__Your instructions__. Copy every line from the material below that holds "体育看台的装饰".

## start Given records

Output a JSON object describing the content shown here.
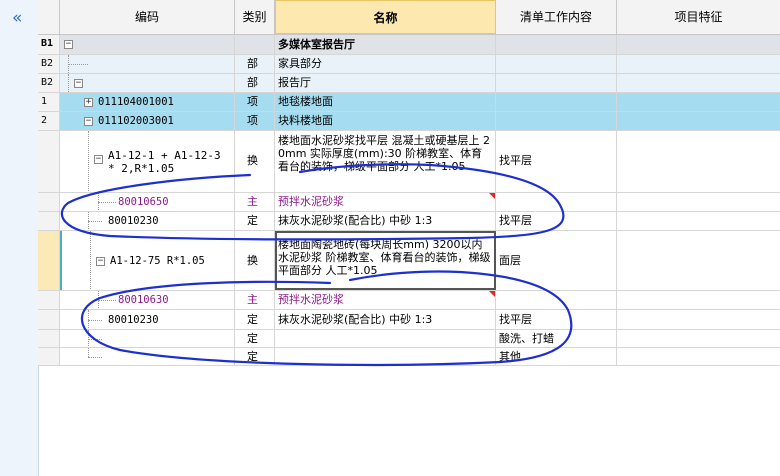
{
  "sidebar": {
    "collapse_icon": "«"
  },
  "header": {
    "col_code": "编码",
    "col_type": "类别",
    "col_name": "名称",
    "col_work": "清单工作内容",
    "col_feature": "项目特征"
  },
  "rows": [
    {
      "label": "B1",
      "code": "",
      "type": "",
      "name": "多媒体室报告厅",
      "work": ""
    },
    {
      "label": "B2",
      "code": "",
      "type": "部",
      "name": "家具部分",
      "work": ""
    },
    {
      "label": "B2",
      "code": "",
      "type": "部",
      "name": "报告厅",
      "work": ""
    },
    {
      "label": "1",
      "code": "011104001001",
      "type": "项",
      "name": "地毯楼地面",
      "work": ""
    },
    {
      "label": "2",
      "code": "011102003001",
      "type": "项",
      "name": "块料楼地面",
      "work": ""
    },
    {
      "label": "",
      "code": "A1-12-1 + A1-12-3 * 2,R*1.05",
      "type": "换",
      "name": "楼地面水泥砂浆找平层 混凝土或硬基层上 20mm 实际厚度(mm):30 阶梯教室、体育看台的装饰，梯级平面部分 人工*1.05",
      "work": "找平层"
    },
    {
      "label": "",
      "code": "80010650",
      "type": "主",
      "name": "预拌水泥砂浆",
      "work": ""
    },
    {
      "label": "",
      "code": "80010230",
      "type": "定",
      "name": "抹灰水泥砂浆(配合比) 中砂 1:3",
      "work": "找平层"
    },
    {
      "label": "",
      "code": "A1-12-75 R*1.05",
      "type": "换",
      "name": "楼地面陶瓷地砖(每块周长mm) 3200以内 水泥砂浆 阶梯教室、体育看台的装饰，梯级平面部分 人工*1.05",
      "work": "面层"
    },
    {
      "label": "",
      "code": "80010630",
      "type": "主",
      "name": "预拌水泥砂浆",
      "work": ""
    },
    {
      "label": "",
      "code": "80010230",
      "type": "定",
      "name": "抹灰水泥砂浆(配合比) 中砂 1:3",
      "work": "找平层"
    },
    {
      "label": "",
      "code": "",
      "type": "定",
      "name": "",
      "work": "酸洗、打蜡"
    },
    {
      "label": "",
      "code": "",
      "type": "定",
      "name": "",
      "work": "其他"
    }
  ],
  "colors": {
    "highlight_row": "#a6dcef",
    "active_header": "#fde9b0",
    "ink": "#1e2fd0",
    "purple_text": "#8b1a8b"
  }
}
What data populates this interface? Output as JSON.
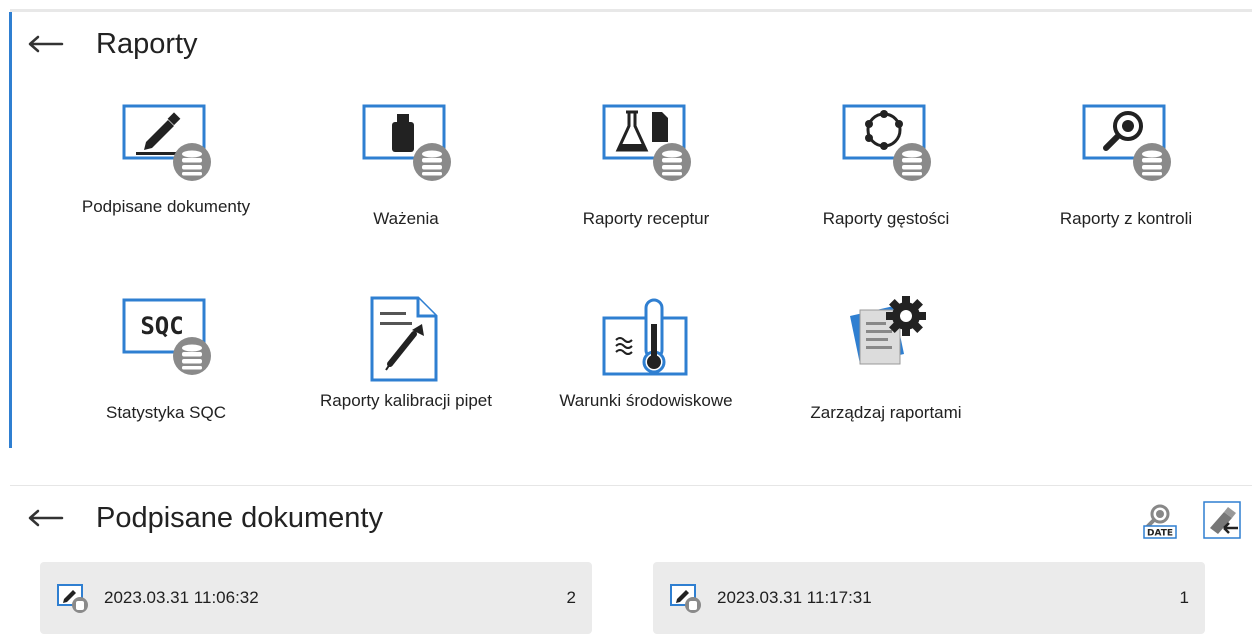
{
  "reports_panel": {
    "title": "Raporty",
    "tiles": [
      {
        "label": "Podpisane dokumenty",
        "icon": "signature-database-icon"
      },
      {
        "label": "Ważenia",
        "icon": "weight-database-icon"
      },
      {
        "label": "Raporty receptur",
        "icon": "flask-database-icon"
      },
      {
        "label": "Raporty gęstości",
        "icon": "density-database-icon"
      },
      {
        "label": "Raporty z kontroli",
        "icon": "magnifier-database-icon"
      },
      {
        "label": "Statystyka SQC",
        "icon": "sqc-database-icon"
      },
      {
        "label": "Raporty kalibracji pipet",
        "icon": "pipette-report-icon"
      },
      {
        "label": "Warunki środowiskowe",
        "icon": "thermometer-icon"
      },
      {
        "label": "Zarządzaj raportami",
        "icon": "report-gear-icon"
      }
    ]
  },
  "signed_docs_panel": {
    "title": "Podpisane dokumenty",
    "filter_icon_text": "DATE",
    "records": [
      {
        "date": "2023.03.31 11:06:32",
        "count": "2"
      },
      {
        "date": "2023.03.31 11:17:31",
        "count": "1"
      }
    ]
  },
  "colors": {
    "accent": "#2f7fd1",
    "badge": "#8a8a8a",
    "record_bg": "#ebebeb"
  }
}
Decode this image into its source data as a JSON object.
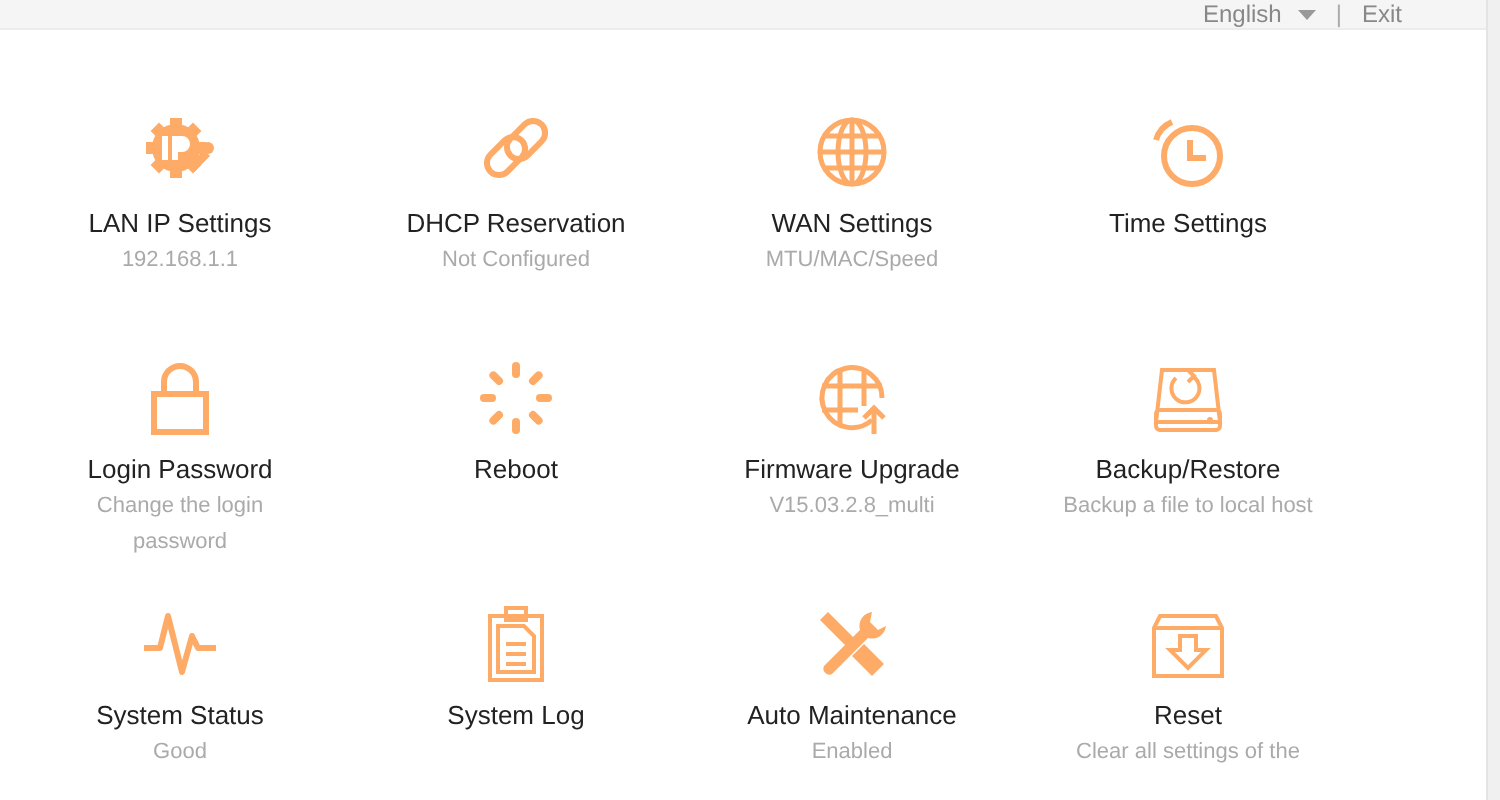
{
  "header": {
    "language": "English",
    "separator": "|",
    "exit": "Exit"
  },
  "items": [
    {
      "kind": "lan",
      "title": "LAN IP Settings",
      "subtitle": "192.168.1.1"
    },
    {
      "kind": "dhcp",
      "title": "DHCP Reservation",
      "subtitle": "Not Configured"
    },
    {
      "kind": "wan",
      "title": "WAN Settings",
      "subtitle": "MTU/MAC/Speed"
    },
    {
      "kind": "time",
      "title": "Time Settings"
    },
    {
      "kind": "password",
      "title": "Login Password",
      "subtitle": "Change the login password"
    },
    {
      "kind": "reboot",
      "title": "Reboot"
    },
    {
      "kind": "firmware",
      "title": "Firmware Upgrade",
      "subtitle": "V15.03.2.8_multi"
    },
    {
      "kind": "backup",
      "title": "Backup/Restore",
      "subtitle": "Backup a file to local host"
    },
    {
      "kind": "status",
      "title": "System Status",
      "subtitle": "Good"
    },
    {
      "kind": "log",
      "title": "System Log"
    },
    {
      "kind": "maintenance",
      "title": "Auto Maintenance",
      "subtitle": "Enabled"
    },
    {
      "kind": "reset",
      "title": "Reset",
      "subtitle": "Clear all settings of the"
    }
  ]
}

## end Given records

__Answer in full__.
      "name": "楼地面水泥砂浆找平层 混凝土或硬基层上 20mm 实际厚度(mm):30 阶梯教室、体育看台的装饰，梯级平面部分 人工*1.05",
      "name": "楼地面陶瓷地砖(每块周长mm) 3200以内 水泥砂浆 阶梯教室、体育看台的装饰，梯级平面部分 人工*1.05",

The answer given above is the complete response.